### STATED GOAL
Continue the news passage comparing China's and Myanmar's disaster responses, starting after its final sentence.

BEGIN SELECTED TEXT

China’s response is also far more effective than in Myanmar, where the military junta is still hampering international aid efforts almost two weeks after a cyclone killed as many as 100,000 people, according to United Nations estimates.
Withholding Food
The U.S., Britain and the UN today pressed Myanmar to allow relief workers into the country amid reports that the regime was seizing food and withholding it from the country’s 1.5 million cyclone victims.
The two leaderships have different requirements for regime survival, according to Steve Tsang, a fellow in modern Chinese studies at St. Antony’s College, the University of Oxford, in the U.K. China is showcasing the government’s capabilities while Myanmar would be acknowledging its failings by opening up to the outside world, he said.

END SELECTED TEXT
BEGIN EXTRACTED RECORDS

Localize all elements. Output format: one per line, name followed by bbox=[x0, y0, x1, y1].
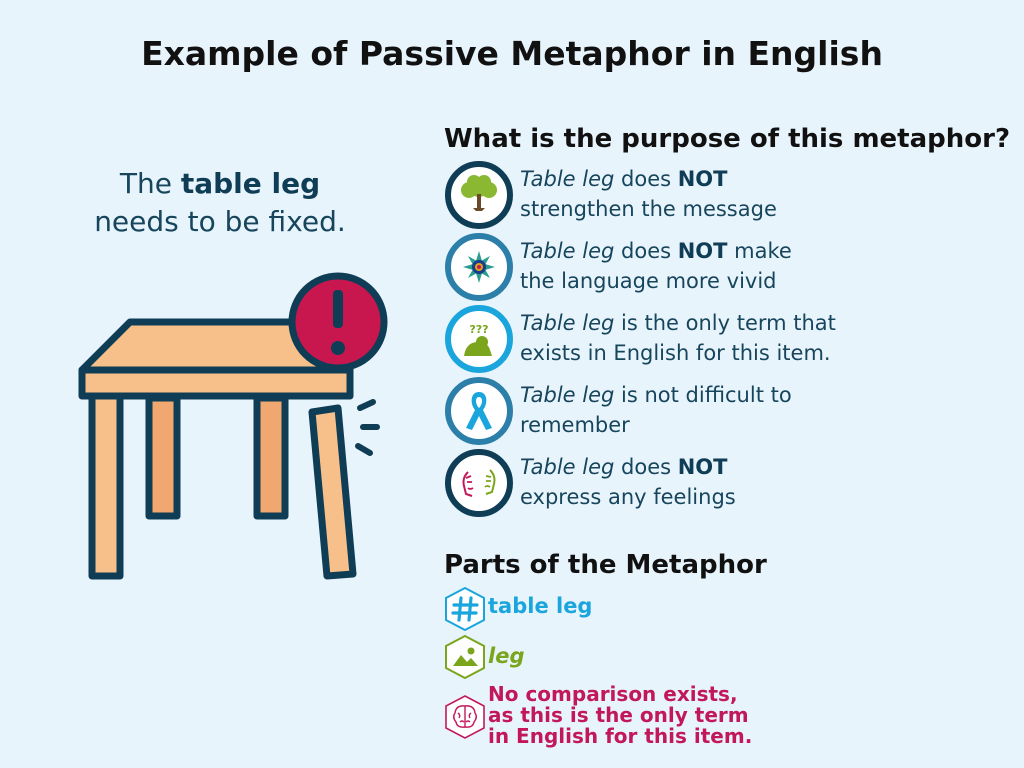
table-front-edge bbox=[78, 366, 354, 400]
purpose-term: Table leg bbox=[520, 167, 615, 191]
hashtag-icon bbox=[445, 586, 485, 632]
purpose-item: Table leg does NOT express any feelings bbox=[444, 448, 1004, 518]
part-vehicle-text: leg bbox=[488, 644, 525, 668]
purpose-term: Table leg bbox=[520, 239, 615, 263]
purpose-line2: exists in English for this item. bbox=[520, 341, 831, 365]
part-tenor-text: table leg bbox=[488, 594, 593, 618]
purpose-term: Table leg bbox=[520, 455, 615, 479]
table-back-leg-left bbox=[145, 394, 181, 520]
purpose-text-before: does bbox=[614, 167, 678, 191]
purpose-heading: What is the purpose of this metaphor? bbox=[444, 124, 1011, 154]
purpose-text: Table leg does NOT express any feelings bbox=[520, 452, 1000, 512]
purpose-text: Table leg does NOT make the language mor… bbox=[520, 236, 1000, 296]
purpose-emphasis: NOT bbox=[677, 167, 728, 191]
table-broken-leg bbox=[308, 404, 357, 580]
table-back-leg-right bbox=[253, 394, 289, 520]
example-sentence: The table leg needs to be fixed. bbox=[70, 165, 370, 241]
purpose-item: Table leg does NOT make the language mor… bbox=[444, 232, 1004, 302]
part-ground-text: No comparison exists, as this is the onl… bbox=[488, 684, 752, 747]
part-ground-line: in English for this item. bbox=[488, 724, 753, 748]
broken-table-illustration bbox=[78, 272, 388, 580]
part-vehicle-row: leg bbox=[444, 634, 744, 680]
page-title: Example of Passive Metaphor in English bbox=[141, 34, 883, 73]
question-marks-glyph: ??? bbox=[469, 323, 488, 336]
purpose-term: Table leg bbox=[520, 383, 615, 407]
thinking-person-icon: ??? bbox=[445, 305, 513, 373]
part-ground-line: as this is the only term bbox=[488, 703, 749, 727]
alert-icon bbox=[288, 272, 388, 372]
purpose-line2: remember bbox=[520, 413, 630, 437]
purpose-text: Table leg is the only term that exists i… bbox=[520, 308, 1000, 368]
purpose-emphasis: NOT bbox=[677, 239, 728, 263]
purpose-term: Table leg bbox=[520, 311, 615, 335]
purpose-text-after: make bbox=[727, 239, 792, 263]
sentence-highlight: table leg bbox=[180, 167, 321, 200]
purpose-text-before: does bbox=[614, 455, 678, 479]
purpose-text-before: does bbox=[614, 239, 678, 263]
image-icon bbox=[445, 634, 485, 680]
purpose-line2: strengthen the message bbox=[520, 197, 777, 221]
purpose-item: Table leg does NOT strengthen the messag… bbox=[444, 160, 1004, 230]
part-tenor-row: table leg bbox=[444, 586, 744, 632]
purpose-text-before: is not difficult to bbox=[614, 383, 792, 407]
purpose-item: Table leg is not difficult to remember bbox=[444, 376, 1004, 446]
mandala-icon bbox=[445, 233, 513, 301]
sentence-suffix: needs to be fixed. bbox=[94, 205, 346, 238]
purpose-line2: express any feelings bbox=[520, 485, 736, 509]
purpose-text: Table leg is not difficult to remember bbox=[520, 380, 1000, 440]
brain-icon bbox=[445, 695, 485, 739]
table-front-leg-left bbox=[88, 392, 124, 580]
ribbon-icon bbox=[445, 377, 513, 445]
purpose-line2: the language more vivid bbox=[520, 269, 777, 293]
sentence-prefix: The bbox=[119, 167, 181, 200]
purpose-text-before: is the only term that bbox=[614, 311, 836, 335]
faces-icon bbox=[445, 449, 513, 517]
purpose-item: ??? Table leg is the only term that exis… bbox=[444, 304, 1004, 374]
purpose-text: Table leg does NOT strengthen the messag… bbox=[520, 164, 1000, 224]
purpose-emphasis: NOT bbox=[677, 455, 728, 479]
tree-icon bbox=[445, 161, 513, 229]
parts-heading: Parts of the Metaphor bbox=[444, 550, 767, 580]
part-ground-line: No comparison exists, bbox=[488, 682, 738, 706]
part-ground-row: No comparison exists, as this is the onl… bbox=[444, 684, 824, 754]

END EXTRACTED RECORDS
BEGIN EXTRACTED RECORDS

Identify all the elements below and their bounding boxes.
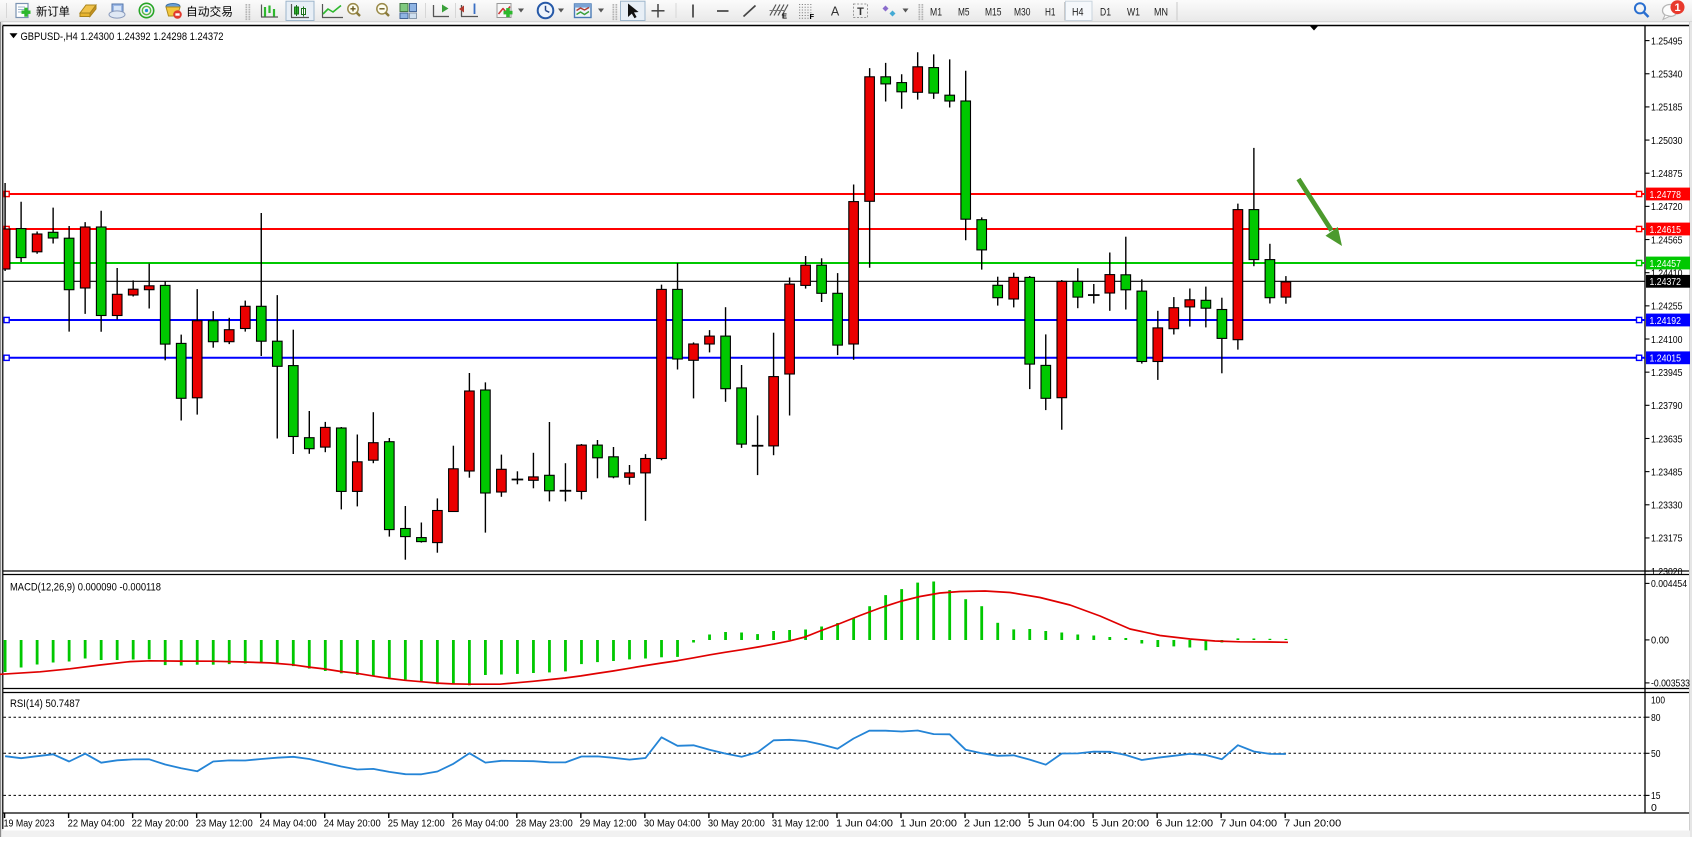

END EXTRACTED RECORDS
BEGIN EXTRACTED RECORDS

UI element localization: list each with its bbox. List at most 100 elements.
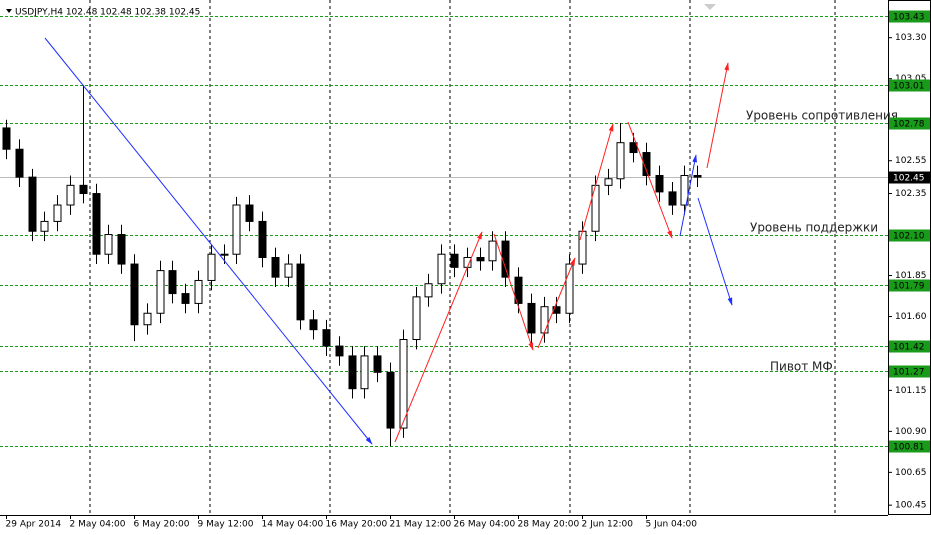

END EXTRACTED RECORDS

### ANSWER TO THE TASK
Wen and President Hu Jintao have based the party’s legitimacy on a promise of “harmonious society,” including better governance and a steadily improving standard of living. The country’s deadliest disaster since the Tangshan quake in 1976 tests their ability to deliver on those promises.
Events in Sichuan and Tibet touch the same political nerve of how to maintain one-party communist rule, according to Tsang. The earthquake, if not dealt with quickly and effectively, threatens the government’s legitimacy, while the unrest in Tibet threatened its control.
“They need to be seen to deliver relief when there is a natural disaster,” Tsang said. “It’s all about regime survival.”